#### [Task prompt]
Print every record below exactly as written.

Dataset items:
####################

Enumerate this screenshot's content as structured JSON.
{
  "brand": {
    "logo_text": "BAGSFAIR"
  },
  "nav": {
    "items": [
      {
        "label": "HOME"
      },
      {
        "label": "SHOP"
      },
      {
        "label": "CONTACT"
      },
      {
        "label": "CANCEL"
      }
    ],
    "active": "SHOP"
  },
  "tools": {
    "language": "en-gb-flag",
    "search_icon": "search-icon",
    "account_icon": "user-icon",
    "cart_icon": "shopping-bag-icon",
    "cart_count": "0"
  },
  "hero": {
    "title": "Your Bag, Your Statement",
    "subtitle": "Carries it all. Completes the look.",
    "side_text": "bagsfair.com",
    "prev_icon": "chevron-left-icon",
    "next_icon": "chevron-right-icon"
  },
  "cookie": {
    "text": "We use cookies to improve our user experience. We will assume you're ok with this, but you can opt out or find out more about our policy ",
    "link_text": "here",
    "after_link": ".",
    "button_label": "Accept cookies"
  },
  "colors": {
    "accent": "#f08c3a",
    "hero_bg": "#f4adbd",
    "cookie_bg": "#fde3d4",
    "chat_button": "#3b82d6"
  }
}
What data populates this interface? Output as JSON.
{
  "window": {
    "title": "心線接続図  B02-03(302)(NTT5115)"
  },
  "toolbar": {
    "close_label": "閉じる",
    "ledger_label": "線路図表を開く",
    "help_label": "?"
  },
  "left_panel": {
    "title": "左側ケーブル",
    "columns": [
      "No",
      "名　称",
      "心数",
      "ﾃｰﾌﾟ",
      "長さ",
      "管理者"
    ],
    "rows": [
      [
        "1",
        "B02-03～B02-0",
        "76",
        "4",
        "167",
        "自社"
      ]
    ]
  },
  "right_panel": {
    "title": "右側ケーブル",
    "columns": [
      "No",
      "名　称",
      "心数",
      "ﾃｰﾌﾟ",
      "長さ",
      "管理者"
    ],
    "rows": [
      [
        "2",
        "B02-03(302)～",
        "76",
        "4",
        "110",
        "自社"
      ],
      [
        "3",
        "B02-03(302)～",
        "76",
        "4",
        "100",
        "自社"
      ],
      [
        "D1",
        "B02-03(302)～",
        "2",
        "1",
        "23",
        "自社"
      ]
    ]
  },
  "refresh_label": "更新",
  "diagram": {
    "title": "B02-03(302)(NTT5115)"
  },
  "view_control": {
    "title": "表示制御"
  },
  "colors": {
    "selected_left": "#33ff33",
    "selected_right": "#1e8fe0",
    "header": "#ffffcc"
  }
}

####################

#### [Answer to the task]
Enumerate this screenshot's content as structured JSON.
{
  "brand": {
    "logo_text": "BAGSFAIR"
  },
  "nav": {
    "items": [
      {
        "label": "HOME"
      },
      {
        "label": "SHOP"
      },
      {
        "label": "CONTACT"
      },
      {
        "label": "CANCEL"
      }
    ],
    "active": "SHOP"
  },
  "tools": {
    "language": "en-gb-flag",
    "search_icon": "search-icon",
    "account_icon": "user-icon",
    "cart_icon": "shopping-bag-icon",
    "cart_count": "0"
  },
  "hero": {
    "title": "Your Bag, Your Statement",
    "subtitle": "Carries it all. Completes the look.",
    "side_text": "bagsfair.com",
    "prev_icon": "chevron-left-icon",
    "next_icon": "chevron-right-icon"
  },
  "cookie": {
    "text": "We use cookies to improve our user experience. We will assume you're ok with this, but you can opt out or find out more about our policy ",
    "link_text": "here",
    "after_link": ".",
    "button_label": "Accept cookies"
  },
  "colors": {
    "accent": "#f08c3a",
    "hero_bg": "#f4adbd",
    "cookie_bg": "#fde3d4",
    "chat_button": "#3b82d6"
  }
}
What data populates this interface? Output as JSON.
{
  "window": {
    "title": "心線接続図  B02-03(302)(NTT5115)"
  },
  "toolbar": {
    "close_label": "閉じる",
    "ledger_label": "線路図表を開く",
    "help_label": "?"
  },
  "left_panel": {
    "title": "左側ケーブル",
    "columns": [
      "No",
      "名　称",
      "心数",
      "ﾃｰﾌﾟ",
      "長さ",
      "管理者"
    ],
    "rows": [
      [
        "1",
        "B02-03～B02-0",
        "76",
        "4",
        "167",
        "自社"
      ]
    ]
  },
  "right_panel": {
    "title": "右側ケーブル",
    "columns": [
      "No",
      "名　称",
      "心数",
      "ﾃｰﾌﾟ",
      "長さ",
      "管理者"
    ],
    "rows": [
      [
        "2",
        "B02-03(302)～",
        "76",
        "4",
        "110",
        "自社"
      ],
      [
        "3",
        "B02-03(302)～",
        "76",
        "4",
        "100",
        "自社"
      ],
      [
        "D1",
        "B02-03(302)～",
        "2",
        "1",
        "23",
        "自社"
      ]
    ]
  },
  "refresh_label": "更新",
  "diagram": {
    "title": "B02-03(302)(NTT5115)"
  },
  "view_control": {
    "title": "表示制御"
  },
  "colors": {
    "selected_left": "#33ff33",
    "selected_right": "#1e8fe0",
    "header": "#ffffcc"
  }
}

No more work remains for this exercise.